▸ Text extract
******

Showing posts with label Duck. Show all posts
Showing posts with label Duck. Show all posts

Wednesday, 20 February 2019

Squiffy in Summertown

I never really found this time of year particularly endearing when I was growing up. It’s still cold, still muddy, still not light enough to play outside after dinner. The lengthening days means the snow doesn't settle, yet still it falls (normally while I was doing cross country in running shorts and an aertex t shirt). Most of my memories are waiting with a child-like impatience for something good to actually happen. 

Now I’ve slowed down a little, although no less impatient, I can appreciate the subtle changes that herald a new year rolling around. The wonderful pale light that bathes everything in a Northern Renaissance glow as the sun climbs a little higher in the sky each day. Then the first of the snowdrops peeking through, followed by crocuses followed by daffs followed by bluebells followed by blossom.

In another nod to the rituals of growing older, we seem to have started taking an annual late winter pilgrimage to Oxford, which always seems a touch too early to see my favourite blossom – the pink blooms on the almond tree outside the church of St Mary the Virgin on the High Street - in its full splendour. This year, however, we made up for it by taking a lovely walk along the canal path in the low sun for Sunday lunch at Pompette in Summerstown.

******

▸ Provided material

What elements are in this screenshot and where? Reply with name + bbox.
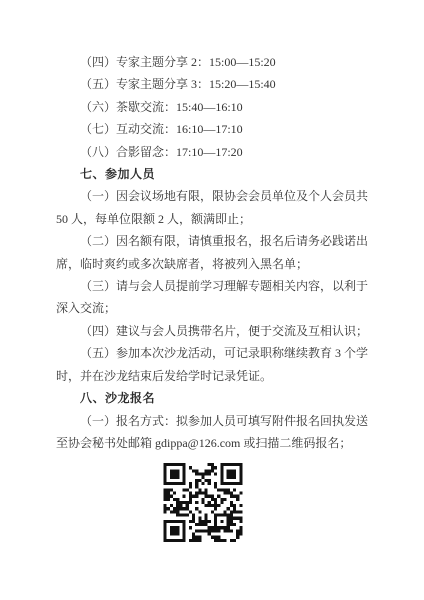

******

Please state which blossom the Oxford blog post names as the writer's favourite. The listing has no connection to the Oxford blog post.

▸ Written answer
The pink blooms on the almond tree outside the church of St Mary the Virgin on the High Street.